WHAT YOU SHOULD DO: Reproduce the lines of every item, substituting "legend-text" for each "legend-desc" and changing nothing else.

TASK INPUT:
-- START --
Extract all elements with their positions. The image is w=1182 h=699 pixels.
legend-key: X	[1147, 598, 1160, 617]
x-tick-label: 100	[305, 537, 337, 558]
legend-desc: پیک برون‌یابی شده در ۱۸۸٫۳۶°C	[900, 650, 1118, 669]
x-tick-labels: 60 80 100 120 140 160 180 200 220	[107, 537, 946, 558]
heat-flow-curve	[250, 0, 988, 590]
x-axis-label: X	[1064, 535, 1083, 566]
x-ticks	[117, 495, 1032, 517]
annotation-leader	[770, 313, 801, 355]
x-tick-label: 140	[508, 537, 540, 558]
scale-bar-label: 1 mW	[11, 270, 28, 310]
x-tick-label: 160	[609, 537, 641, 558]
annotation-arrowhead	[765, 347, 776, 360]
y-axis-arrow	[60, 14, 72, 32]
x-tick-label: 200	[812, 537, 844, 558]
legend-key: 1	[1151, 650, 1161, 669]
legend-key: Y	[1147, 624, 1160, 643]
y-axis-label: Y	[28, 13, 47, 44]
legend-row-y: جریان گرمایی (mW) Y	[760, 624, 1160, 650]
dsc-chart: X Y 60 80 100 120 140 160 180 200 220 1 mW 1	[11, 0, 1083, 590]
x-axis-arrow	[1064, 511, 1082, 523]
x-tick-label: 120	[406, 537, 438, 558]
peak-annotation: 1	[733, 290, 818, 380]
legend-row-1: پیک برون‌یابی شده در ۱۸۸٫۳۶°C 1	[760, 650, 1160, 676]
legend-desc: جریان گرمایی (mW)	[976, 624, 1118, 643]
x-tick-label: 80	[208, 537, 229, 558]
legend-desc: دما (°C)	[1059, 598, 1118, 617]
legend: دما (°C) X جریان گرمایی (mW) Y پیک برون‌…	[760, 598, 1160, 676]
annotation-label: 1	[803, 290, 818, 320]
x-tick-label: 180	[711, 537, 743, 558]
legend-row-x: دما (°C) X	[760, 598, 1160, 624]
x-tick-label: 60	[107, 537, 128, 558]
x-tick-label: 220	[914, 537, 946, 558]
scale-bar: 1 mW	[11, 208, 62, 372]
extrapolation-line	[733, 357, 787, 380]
-- END --
ANSWER:
Extract all elements with their positions. The image is w=1182 h=699 pixels.
legend-key: X	[1147, 598, 1160, 617]
x-tick-label: 100	[305, 537, 337, 558]
legend-text: پیک برون‌یابی شده در ۱۸۸٫۳۶°C	[900, 650, 1118, 669]
x-tick-labels: 60 80 100 120 140 160 180 200 220	[107, 537, 946, 558]
heat-flow-curve	[250, 0, 988, 590]
x-axis-label: X	[1064, 535, 1083, 566]
x-ticks	[117, 495, 1032, 517]
annotation-leader	[770, 313, 801, 355]
x-tick-label: 140	[508, 537, 540, 558]
scale-bar-label: 1 mW	[11, 270, 28, 310]
x-tick-label: 160	[609, 537, 641, 558]
annotation-arrowhead	[765, 347, 776, 360]
y-axis-arrow	[60, 14, 72, 32]
x-tick-label: 200	[812, 537, 844, 558]
legend-key: 1	[1151, 650, 1161, 669]
legend-key: Y	[1147, 624, 1160, 643]
y-axis-label: Y	[28, 13, 47, 44]
legend-row-y: جریان گرمایی (mW) Y	[760, 624, 1160, 650]
dsc-chart: X Y 60 80 100 120 140 160 180 200 220 1 mW 1	[11, 0, 1083, 590]
x-axis-arrow	[1064, 511, 1082, 523]
x-tick-label: 120	[406, 537, 438, 558]
peak-annotation: 1	[733, 290, 818, 380]
legend-row-1: پیک برون‌یابی شده در ۱۸۸٫۳۶°C 1	[760, 650, 1160, 676]
legend-text: جریان گرمایی (mW)	[976, 624, 1118, 643]
x-tick-label: 80	[208, 537, 229, 558]
legend-text: دما (°C)	[1059, 598, 1118, 617]
legend: دما (°C) X جریان گرمایی (mW) Y پیک برون‌…	[760, 598, 1160, 676]
annotation-label: 1	[803, 290, 818, 320]
x-tick-label: 180	[711, 537, 743, 558]
legend-row-x: دما (°C) X	[760, 598, 1160, 624]
x-tick-label: 60	[107, 537, 128, 558]
x-tick-label: 220	[914, 537, 946, 558]
scale-bar: 1 mW	[11, 208, 62, 372]
extrapolation-line	[733, 357, 787, 380]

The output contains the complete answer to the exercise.